* TEXTE *

◆ ◆ ◆ ◆ ◆ ◆ ◆

En un sens qui est celui de la logique et par extension, dans ce cas, du bon sens, EADS a évidemment raison. Ce n’est pas l’avion qui est en cause, ni le choix de l’avion, mais bien la bureaucratie du Pentagone (de l’USAF). Le problème est évidemment que les adversaires du choix d’EADS/Northrop vont sortir leurs grands poignards et jouer le grand air de la défense de la base industrielle et technologique US, – ce qui n’est d’ailleurs pas un mauvais argument, même si EADS présente le meilleur avion (à condition, bien sûr, que Boeing n’ait pas un système épouvantable à offrir, ce qui n’est pas le cas). L’argument “Buy American” est un bon, un excellent argument, car la sécurité et la souveraineté nationales ne peuvent être ramenées à des questions de bénéfice et de libre concurrence.
(Pour compléter cette affirmation, il faut préciser aussitôt et avec la plus grande force que les Européens doivent faire exactement la même chose, et appliquer jusqu’à l’extrême du possible la règle “Buy European”. Ce qu’ils ne font quasiment jamais, comme chacun sait, – triste constat, qui n’en détruit pas pour autant l’argument.)

◆ ◆ ◆ ◆ ◆ ◆ ◆

* DONNÉES RECUEILLIES *

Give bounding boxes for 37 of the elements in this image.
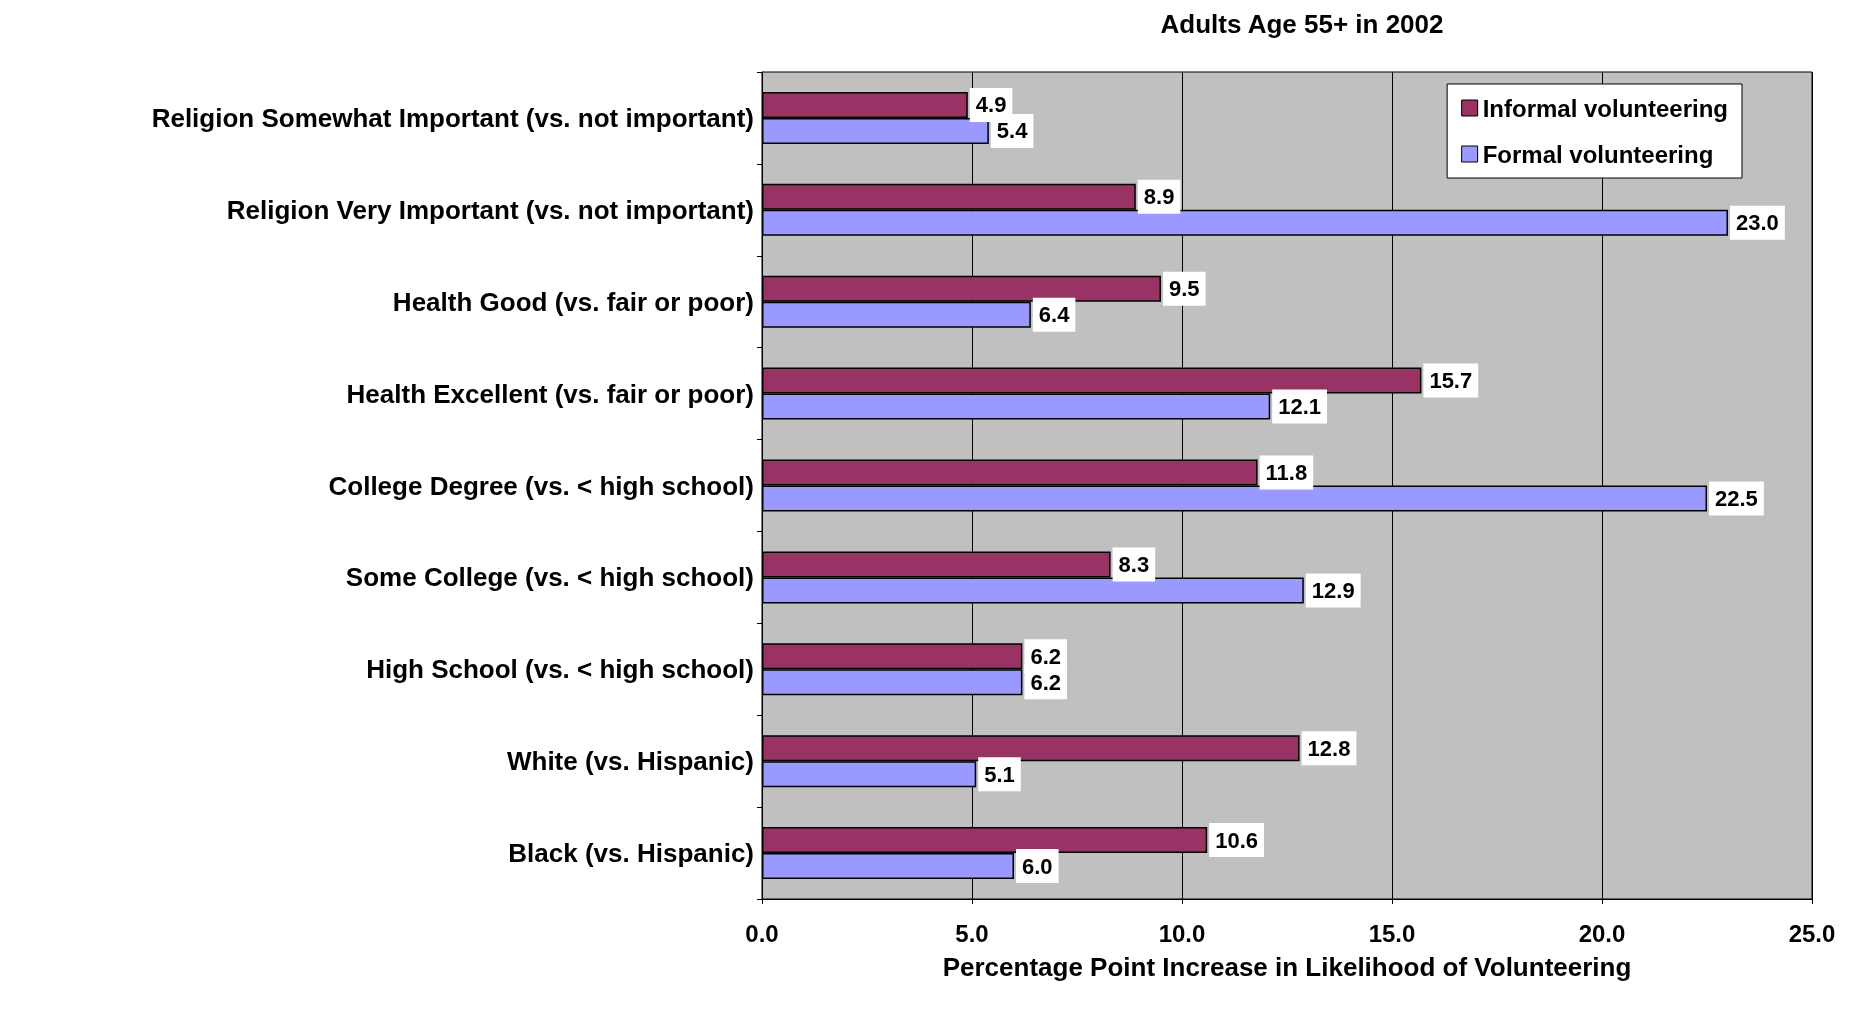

◆ ◆ ◆ ◆ ◆ ◆ ◆

* EXERCICES *
#1 D'après le texte sur le choix d'EADS, qu'est-ce qui est en cause, sinon l'avion ou le choix de l'avion ?
#2 Relevez toutes les entreprises et administrations nommées dans le texte sur le choix d'EADS.
#3 Prolongez le texte sur le choix d'EADS à la suite de sa dernière phrase.
Ces données proviennent d'une autre source que le texte.

* RÉPONSES *
#1 La bureaucratie du Pentagone (de l'USAF).

#2 EADS, Northrop, Boeing, le Pentagone, l'USAF

#3
Cet aspect-là, sur l’absence de mise en cause du choix en faveur d’EADS, est vite considéré et expédié. Il faut en venir à l’essentiel, qui est d’observer que le jugement du GAO, effectivement, lève un pan de voile de plus sur l’extraordinaire usine à gaz qu’est le Pentagone. (Car, bien entendu, on ne s’en tiendra pas dans notre jugement à la seule USAF. La remarque de Shatz est significative: «One wonders what might be occurring with other défense procurements», – “défense” signifiant le Pentagone dans son ensemble, avec tous ses us et coutumes.) Le processus de sélection du KC-45, aussi bien huilé et contrôlé qu’il a été, et qui aboutit à des erreurs si impressionnantes que celles qu’a débusquées le GAO, est une démonstration in vivo et in situ massive, à coup de dizaine de $milliards et au risque de mettre en cause une fonction stratégique essentielle (le ravitaillement en vol) de la puissance US, de la situation actuelle du Pentagone. Jamais la tension sur cette question centrale de la puissance US n’a été aussi vive à Washington, et le programme KC-45 en est désormais un élément important.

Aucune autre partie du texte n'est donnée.